# TASK STATEMENT
What you return should match every record exactly, with the images removed.

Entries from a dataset

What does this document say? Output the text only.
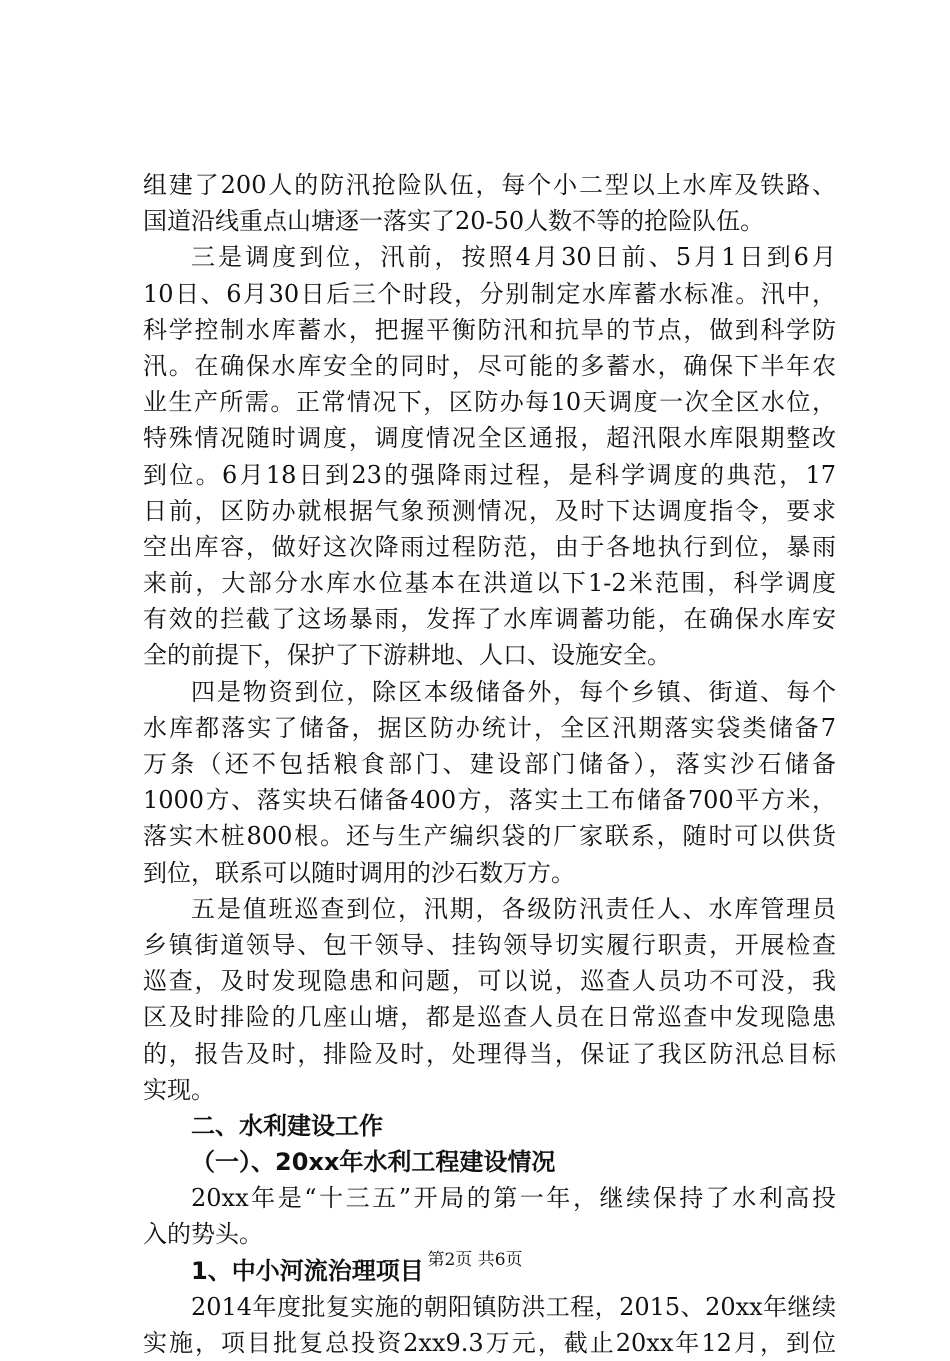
组建了200人的防汛抢险队伍，每个小二型以上水库及铁路、
国道沿线重点山塘逐一落实了20-50人数不等的抢险队伍。
三是调度到位，汛前，按照4月30日前、5月1日到6月
10日、6月30日后三个时段，分别制定水库蓄水标准。汛中，
科学控制水库蓄水，把握平衡防汛和抗旱的节点，做到科学防
汛。在确保水库安全的同时，尽可能的多蓄水，确保下半年农
业生产所需。正常情况下，区防办每10天调度一次全区水位，
特殊情况随时调度，调度情况全区通报，超汛限水库限期整改
到位。6月18日到23的强降雨过程，是科学调度的典范，17
日前，区防办就根据气象预测情况，及时下达调度指令，要求
空出库容，做好这次降雨过程防范，由于各地执行到位，暴雨
来前，大部分水库水位基本在洪道以下1-2米范围，科学调度
有效的拦截了这场暴雨，发挥了水库调蓄功能，在确保水库安
全的前提下，保护了下游耕地、人口、设施安全。
四是物资到位，除区本级储备外，每个乡镇、街道、每个
水库都落实了储备，据区防办统计，全区汛期落实袋类储备7
万条（还不包括粮食部门、建设部门储备），落实沙石储备
1000方、落实块石储备400方，落实土工布储备700平方米，
落实木桩800根。还与生产编织袋的厂家联系，随时可以供货
到位，联系可以随时调用的沙石数万方。
五是值班巡查到位，汛期，各级防汛责任人、水库管理员
乡镇街道领导、包干领导、挂钩领导切实履行职责，开展检查
巡查，及时发现隐患和问题，可以说，巡查人员功不可没，我
区及时排险的几座山塘，都是巡查人员在日常巡查中发现隐患
的，报告及时，排险及时，处理得当，保证了我区防汛总目标
实现。
二、水利建设工作
（一）、20xx年水利工程建设情况
20xx年是“十三五”开局的第一年，继续保持了水利高投
入的势头。
1、中小河流治理项目
2014年度批复实施的朝阳镇防洪工程，2015、20xx年继续
实施，项目批复总投资2xx9.3万元，截止20xx年12月，到位
第2页 共6页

# FULL ANSWER
What does this document say? Output the text only.
组建了200人的防汛抢险队伍，每个小二型以上水库及铁路、
国道沿线重点山塘逐一落实了20-50人数不等的抢险队伍。
三是调度到位，汛前，按照4月30日前、5月1日到6月
10日、6月30日后三个时段，分别制定水库蓄水标准。汛中，
科学控制水库蓄水，把握平衡防汛和抗旱的节点，做到科学防
汛。在确保水库安全的同时，尽可能的多蓄水，确保下半年农
业生产所需。正常情况下，区防办每10天调度一次全区水位，
特殊情况随时调度，调度情况全区通报，超汛限水库限期整改
到位。6月18日到23的强降雨过程，是科学调度的典范，17
日前，区防办就根据气象预测情况，及时下达调度指令，要求
空出库容，做好这次降雨过程防范，由于各地执行到位，暴雨
来前，大部分水库水位基本在洪道以下1-2米范围，科学调度
有效的拦截了这场暴雨，发挥了水库调蓄功能，在确保水库安
全的前提下，保护了下游耕地、人口、设施安全。
四是物资到位，除区本级储备外，每个乡镇、街道、每个
水库都落实了储备，据区防办统计，全区汛期落实袋类储备7
万条（还不包括粮食部门、建设部门储备），落实沙石储备
1000方、落实块石储备400方，落实土工布储备700平方米，
落实木桩800根。还与生产编织袋的厂家联系，随时可以供货
到位，联系可以随时调用的沙石数万方。
五是值班巡查到位，汛期，各级防汛责任人、水库管理员
乡镇街道领导、包干领导、挂钩领导切实履行职责，开展检查
巡查，及时发现隐患和问题，可以说，巡查人员功不可没，我
区及时排险的几座山塘，都是巡查人员在日常巡查中发现隐患
的，报告及时，排险及时，处理得当，保证了我区防汛总目标
实现。
二、水利建设工作
（一）、20xx年水利工程建设情况
20xx年是“十三五”开局的第一年，继续保持了水利高投
入的势头。
1、中小河流治理项目
2014年度批复实施的朝阳镇防洪工程，2015、20xx年继续
实施，项目批复总投资2xx9.3万元，截止20xx年12月，到位
第2页 共6页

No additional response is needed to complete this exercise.